[Start WORKING DATA]

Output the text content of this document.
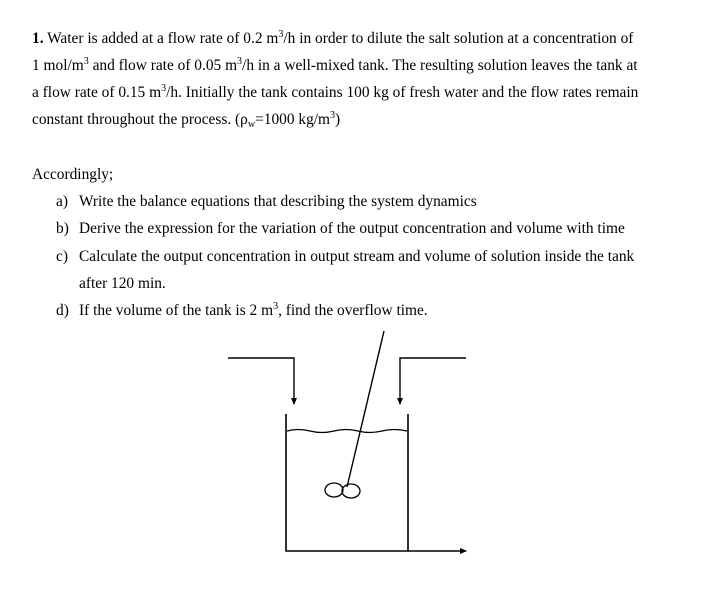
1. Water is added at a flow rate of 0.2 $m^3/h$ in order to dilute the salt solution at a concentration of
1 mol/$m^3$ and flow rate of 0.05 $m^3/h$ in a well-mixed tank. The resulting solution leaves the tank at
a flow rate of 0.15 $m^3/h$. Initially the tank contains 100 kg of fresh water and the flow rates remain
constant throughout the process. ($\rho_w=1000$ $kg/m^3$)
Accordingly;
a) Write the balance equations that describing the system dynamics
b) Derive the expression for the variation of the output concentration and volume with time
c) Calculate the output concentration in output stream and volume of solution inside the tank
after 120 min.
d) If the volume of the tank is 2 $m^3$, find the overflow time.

[End WORKING DATA]
[Start WORKING DATA]

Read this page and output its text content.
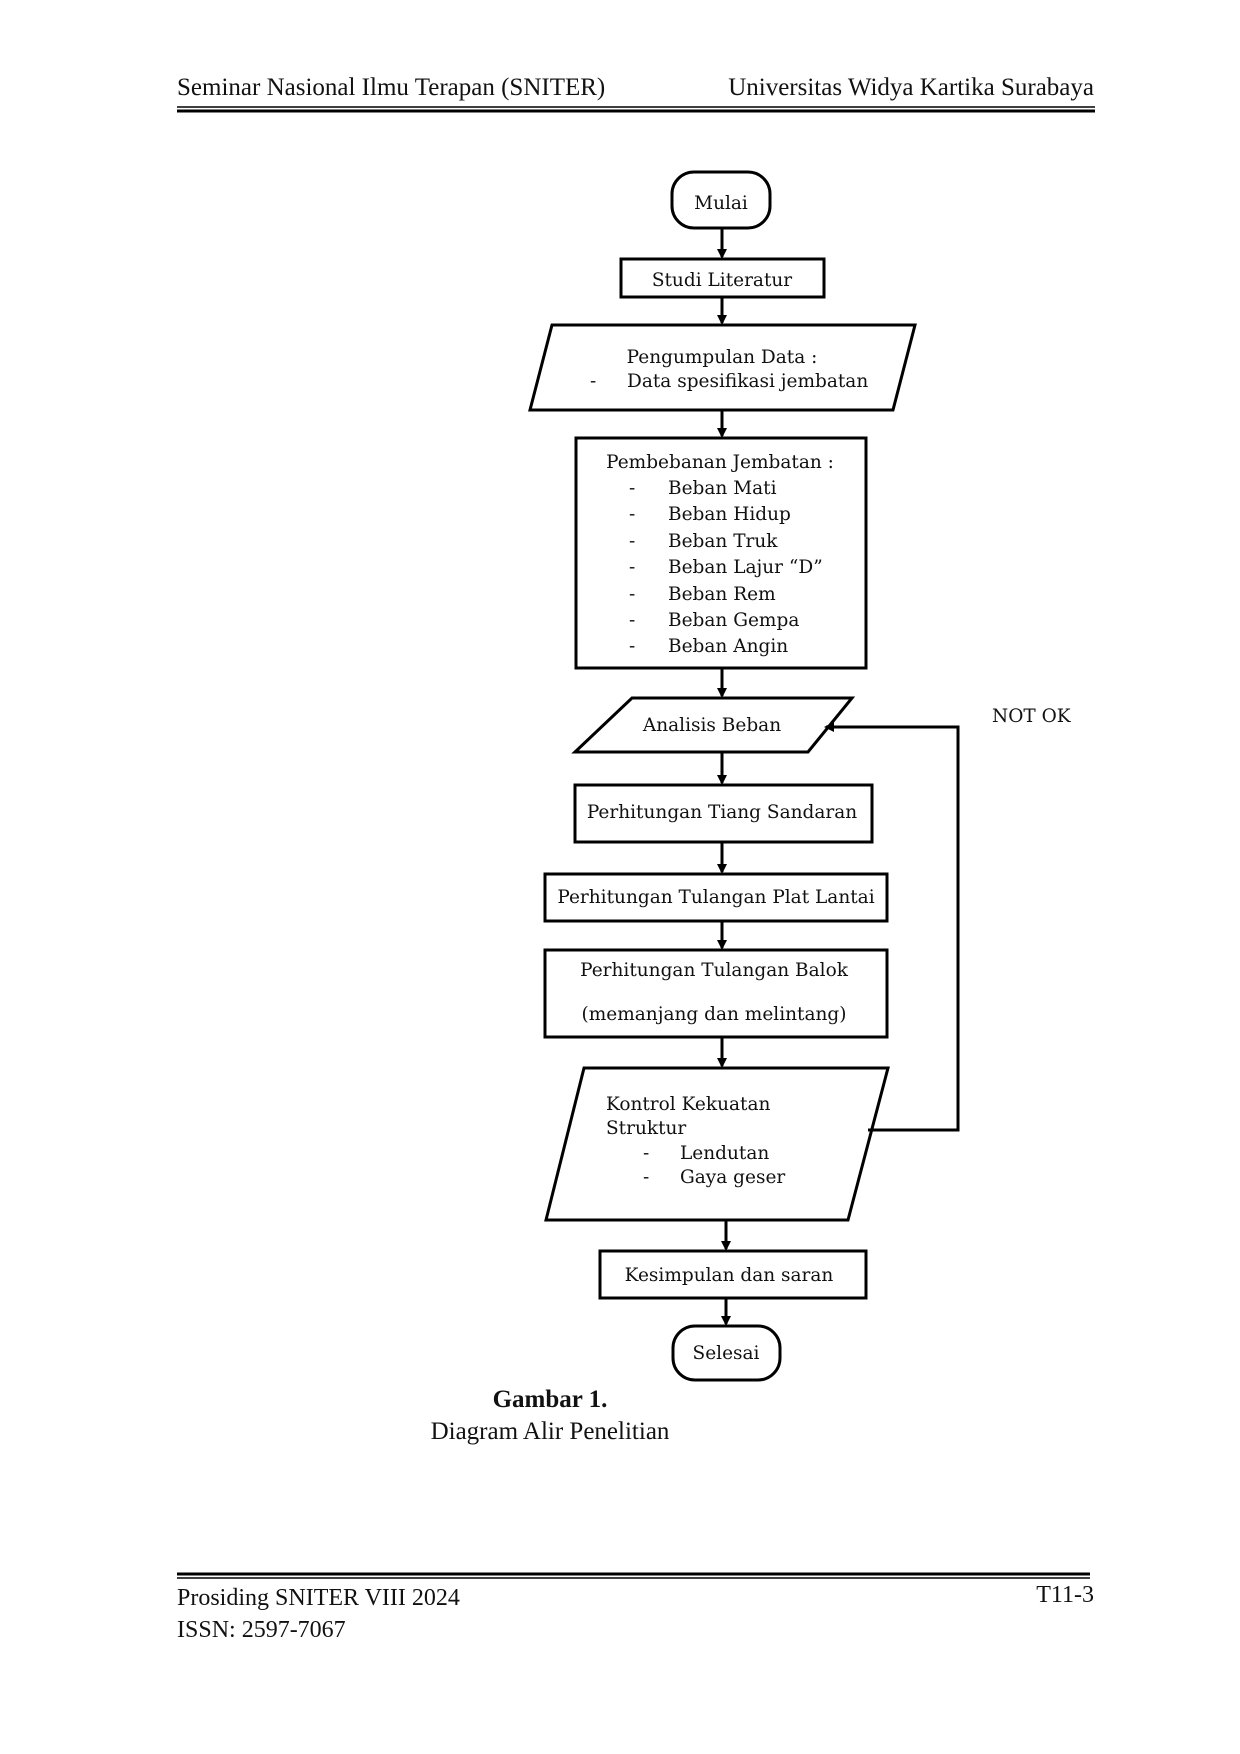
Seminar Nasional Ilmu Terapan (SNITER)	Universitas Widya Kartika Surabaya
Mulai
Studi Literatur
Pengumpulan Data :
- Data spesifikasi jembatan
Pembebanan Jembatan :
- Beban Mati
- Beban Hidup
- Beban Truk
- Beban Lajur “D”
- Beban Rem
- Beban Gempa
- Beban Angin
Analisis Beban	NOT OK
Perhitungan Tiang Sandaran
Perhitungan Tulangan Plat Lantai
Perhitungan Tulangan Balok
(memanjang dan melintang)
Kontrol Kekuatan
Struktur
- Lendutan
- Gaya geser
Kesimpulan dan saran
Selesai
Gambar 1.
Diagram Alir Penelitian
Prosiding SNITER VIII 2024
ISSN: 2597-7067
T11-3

[End WORKING DATA]

• **INSTRUCTION**
Look over the records above and copy each line that includes the string "SNITER".

• **RESPONSE TO THIS EXERCISE**
Seminar Nasional Ilmu Terapan (SNITER)	Universitas Widya Kartika Surabaya
Prosiding SNITER VIII 2024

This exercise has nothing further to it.